INFORMATION SUPPLIED:
****

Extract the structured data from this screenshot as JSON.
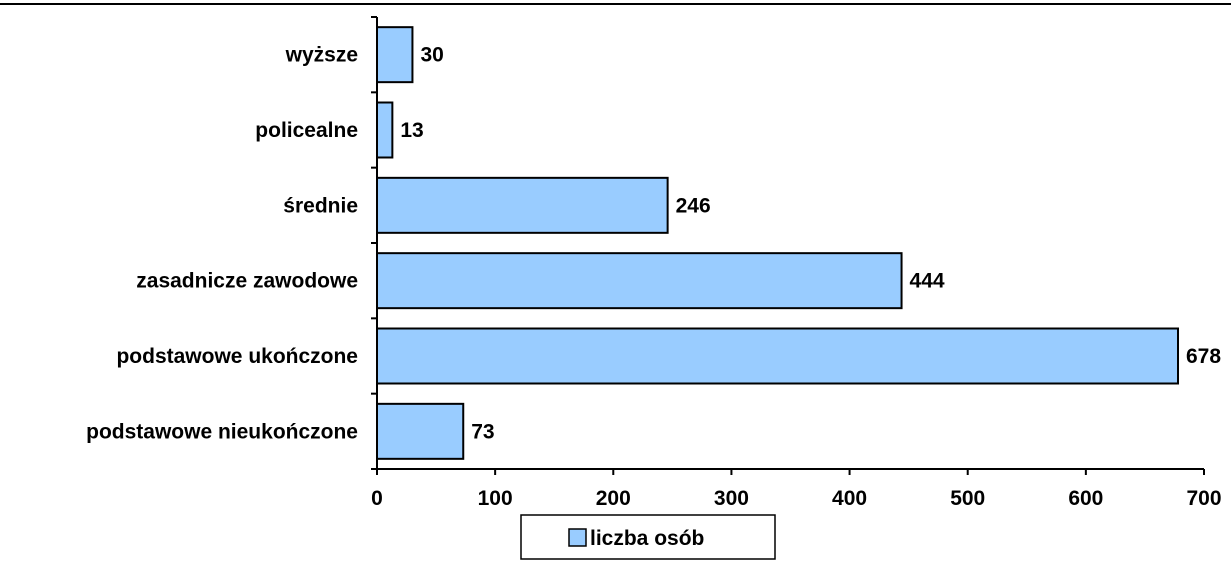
{
  "chart_data": {
    "type": "bar",
    "orientation": "horizontal",
    "title": "",
    "xlabel": "",
    "ylabel": "",
    "categories": [
      "podstawowe nieukończone",
      "podstawowe ukończone",
      "zasadnicze zawodowe",
      "średnie",
      "policealne",
      "wyższe"
    ],
    "series": [
      {
        "name": "liczba osób",
        "values": [
          73,
          678,
          444,
          246,
          13,
          30
        ],
        "color": "#99ccff"
      }
    ],
    "xlim": [
      0,
      700
    ],
    "xticks": [
      0,
      100,
      200,
      300,
      400,
      500,
      600,
      700
    ],
    "grid": false,
    "data_labels": true,
    "legend": {
      "position": "bottom",
      "label": "liczba osób"
    },
    "colors": {
      "bar_fill": "#99ccff",
      "bar_stroke": "#000000",
      "axis": "#000000",
      "frame": "#000000"
    }
  }
}
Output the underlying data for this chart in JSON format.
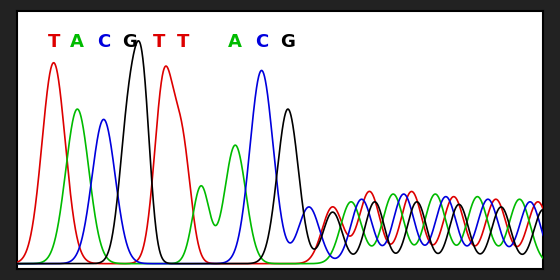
{
  "sequence": [
    "T",
    "A",
    "C",
    "G",
    "T",
    "T",
    "A",
    "C",
    "G"
  ],
  "base_colors": {
    "T": "#dd0000",
    "A": "#00bb00",
    "C": "#0000dd",
    "G": "#000000"
  },
  "bg_color": "#ffffff",
  "border_color": "#000000",
  "label_fontsize": 13,
  "outer_bg": "#222222",
  "figsize": [
    5.6,
    2.8
  ],
  "dpi": 100
}
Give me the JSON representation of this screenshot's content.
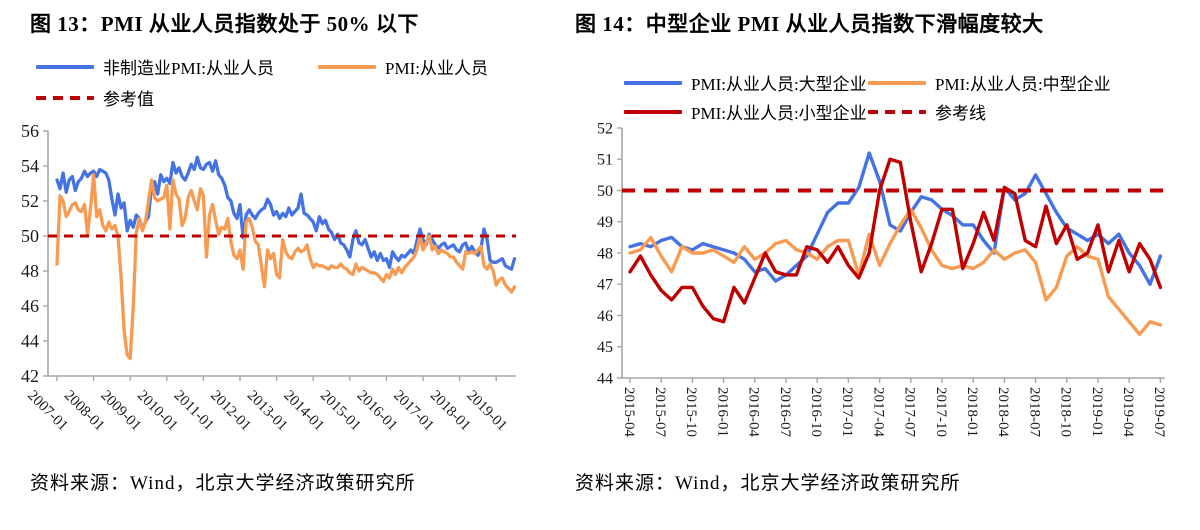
{
  "source_notes": {
    "left": "资料来源：Wind，北京大学经济政策研究所",
    "right": "资料来源：Wind，北京大学经济政策研究所"
  },
  "colors": {
    "blue": "#4573E3",
    "orange": "#F79B52",
    "red": "#C00000",
    "axis": "#a6a6a6"
  },
  "chart_data": [
    {
      "type": "line",
      "title": "图 13：PMI 从业人员指数处于 50% 以下",
      "x_start": "2007-01",
      "x_end": "2019-07",
      "x_freq": "monthly",
      "x_tick_labels": [
        "2007-01",
        "2008-01",
        "2009-01",
        "2010-01",
        "2011-01",
        "2012-01",
        "2013-01",
        "2014-01",
        "2015-01",
        "2016-01",
        "2017-01",
        "2018-01",
        "2019-01"
      ],
      "ylim": [
        42,
        56
      ],
      "y_ticks": [
        42,
        44,
        46,
        48,
        50,
        52,
        54,
        56
      ],
      "grid": false,
      "legend_position": "top",
      "reference_label": "参考值",
      "reference_value": 50,
      "reference_color": "#C00000",
      "series": [
        {
          "name": "非制造业PMI:从业人员",
          "color": "#4573E3",
          "values": [
            53.2,
            52.7,
            53.6,
            52.5,
            53.2,
            53.4,
            52.6,
            53.1,
            53.3,
            53.7,
            53.4,
            53.6,
            53.7,
            53.4,
            53.8,
            53.7,
            53.6,
            53.2,
            52.1,
            51.2,
            52.4,
            51.6,
            51.9,
            50.3,
            50.9,
            50.5,
            51.2,
            51.0,
            50.4,
            50.8,
            51.1,
            52.9,
            53.1,
            52.4,
            53.5,
            53.1,
            53.3,
            53.0,
            54.2,
            53.6,
            53.9,
            53.4,
            53.2,
            53.6,
            54.1,
            53.8,
            54.5,
            53.9,
            53.8,
            54.1,
            54.2,
            53.7,
            54.3,
            53.5,
            53.3,
            52.9,
            52.2,
            52.0,
            51.3,
            51.0,
            51.8,
            49.9,
            51.2,
            51.5,
            51.2,
            51.0,
            51.3,
            51.5,
            51.6,
            52.1,
            51.8,
            51.2,
            51.4,
            51.0,
            51.3,
            51.1,
            51.6,
            51.2,
            51.4,
            51.6,
            52.4,
            51.3,
            51.2,
            51.0,
            50.8,
            50.3,
            51.1,
            50.7,
            50.9,
            50.4,
            50.2,
            49.8,
            50.1,
            49.6,
            49.5,
            49.2,
            48.8,
            49.8,
            50.3,
            49.6,
            49.5,
            49.8,
            49.3,
            48.8,
            49.1,
            48.6,
            49.0,
            48.6,
            48.7,
            48.2,
            49.1,
            48.8,
            48.6,
            48.9,
            48.8,
            49.0,
            49.2,
            49.0,
            49.7,
            50.4,
            49.8,
            49.5,
            50.1,
            49.8,
            49.5,
            49.3,
            49.5,
            49.6,
            49.3,
            49.4,
            49.5,
            49.2,
            49.1,
            49.5,
            49.6,
            49.1,
            49.4,
            49.1,
            48.9,
            49.3,
            50.4,
            49.8,
            48.6,
            48.5,
            48.5,
            48.6,
            48.7,
            48.3,
            48.2,
            48.1,
            48.7
          ]
        },
        {
          "name": "PMI:从业人员",
          "color": "#F79B52",
          "values": [
            48.4,
            52.3,
            52.0,
            51.1,
            51.4,
            51.8,
            51.9,
            51.5,
            51.4,
            51.8,
            50.1,
            51.6,
            53.5,
            51.1,
            51.5,
            50.6,
            50.3,
            50.8,
            50.4,
            50.6,
            50.0,
            47.6,
            44.6,
            43.2,
            43.0,
            46.0,
            50.2,
            51.0,
            50.3,
            50.8,
            52.0,
            53.2,
            52.2,
            52.0,
            52.1,
            52.2,
            52.9,
            50.4,
            53.2,
            52.4,
            52.1,
            50.6,
            51.0,
            52.2,
            52.6,
            52.0,
            51.5,
            52.7,
            52.3,
            48.8,
            51.2,
            51.8,
            50.9,
            50.1,
            50.5,
            50.4,
            51.0,
            49.7,
            48.9,
            48.7,
            49.2,
            48.1,
            50.8,
            51.0,
            50.5,
            49.7,
            49.5,
            48.3,
            47.1,
            49.2,
            48.7,
            49.0,
            47.8,
            47.6,
            49.8,
            49.1,
            48.8,
            48.7,
            49.1,
            49.3,
            49.1,
            49.2,
            49.5,
            48.7,
            48.2,
            48.4,
            48.3,
            48.3,
            48.2,
            48.1,
            48.3,
            48.2,
            48.2,
            48.4,
            48.2,
            48.1,
            47.9,
            47.8,
            48.4,
            48.0,
            48.2,
            48.1,
            48.0,
            47.9,
            47.9,
            47.8,
            47.6,
            47.4,
            47.8,
            47.6,
            48.1,
            47.8,
            48.2,
            47.9,
            48.2,
            48.4,
            48.6,
            48.8,
            49.2,
            50.0,
            49.2,
            49.6,
            50.0,
            49.2,
            49.4,
            49.0,
            49.2,
            49.1,
            49.0,
            48.8,
            48.8,
            48.5,
            48.3,
            48.1,
            49.1,
            49.0,
            49.1,
            49.0,
            49.2,
            49.4,
            48.3,
            48.1,
            48.4,
            48.0,
            47.2,
            47.5,
            47.6,
            47.2,
            47.0,
            46.8,
            47.1
          ]
        }
      ]
    },
    {
      "type": "line",
      "title": "图 14：中型企业 PMI 从业人员指数下滑幅度较大",
      "x_start": "2015-04",
      "x_end": "2019-07",
      "x_freq": "monthly",
      "x_tick_labels": [
        "2015-04",
        "2015-07",
        "2015-10",
        "2016-01",
        "2016-04",
        "2016-07",
        "2016-10",
        "2017-01",
        "2017-04",
        "2017-07",
        "2017-10",
        "2018-01",
        "2018-04",
        "2018-07",
        "2018-10",
        "2019-01",
        "2019-04",
        "2019-07"
      ],
      "ylim": [
        44,
        52
      ],
      "y_ticks": [
        44,
        45,
        46,
        47,
        48,
        49,
        50,
        51,
        52
      ],
      "grid": false,
      "legend_position": "top",
      "reference_label": "参考线",
      "reference_value": 50,
      "reference_color": "#C00000",
      "series": [
        {
          "name": "PMI:从业人员:大型企业",
          "color": "#4573E3",
          "values": [
            48.2,
            48.3,
            48.2,
            48.4,
            48.5,
            48.2,
            48.1,
            48.3,
            48.2,
            48.1,
            48.0,
            47.8,
            47.4,
            47.5,
            47.1,
            47.3,
            47.6,
            47.9,
            48.6,
            49.3,
            49.6,
            49.6,
            50.1,
            51.2,
            50.3,
            48.9,
            48.7,
            49.3,
            49.8,
            49.7,
            49.4,
            49.2,
            48.9,
            48.9,
            48.4,
            48.0,
            50.1,
            49.7,
            49.9,
            50.5,
            49.9,
            49.3,
            48.8,
            48.6,
            48.4,
            48.6,
            48.3,
            48.6,
            48.0,
            47.6,
            47.0,
            47.9
          ]
        },
        {
          "name": "PMI:从业人员:中型企业",
          "color": "#F79B52",
          "values": [
            48.0,
            48.1,
            48.5,
            47.9,
            47.4,
            48.2,
            48.0,
            48.0,
            48.1,
            47.9,
            47.7,
            48.2,
            47.8,
            48.0,
            48.3,
            48.4,
            48.1,
            48.0,
            47.8,
            48.2,
            48.4,
            48.4,
            47.3,
            48.6,
            47.6,
            48.3,
            48.9,
            49.4,
            48.8,
            48.1,
            47.6,
            47.5,
            47.6,
            47.5,
            47.7,
            48.1,
            47.8,
            48.0,
            48.1,
            47.7,
            46.5,
            46.9,
            47.9,
            48.2,
            47.9,
            47.8,
            46.6,
            46.2,
            45.8,
            45.4,
            45.8,
            45.7
          ]
        },
        {
          "name": "PMI:从业人员:小型企业",
          "color": "#C00000",
          "values": [
            47.4,
            47.9,
            47.3,
            46.8,
            46.5,
            46.9,
            46.9,
            46.3,
            45.9,
            45.8,
            46.9,
            46.4,
            47.2,
            48.0,
            47.4,
            47.3,
            47.3,
            48.2,
            48.1,
            47.7,
            48.2,
            47.6,
            47.2,
            48.0,
            50.0,
            51.0,
            50.9,
            49.0,
            47.4,
            48.3,
            49.4,
            49.4,
            47.5,
            48.3,
            49.3,
            48.4,
            50.1,
            49.9,
            48.4,
            48.2,
            49.5,
            48.3,
            48.9,
            47.8,
            48.0,
            48.9,
            47.4,
            48.4,
            47.4,
            48.3,
            47.8,
            46.9
          ]
        }
      ]
    }
  ]
}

****

Pick out the lines that contain "screenshot" and copy them.

Extract the structured data from this screenshot as JSON.
Give me the JSON representation of this screenshot's content.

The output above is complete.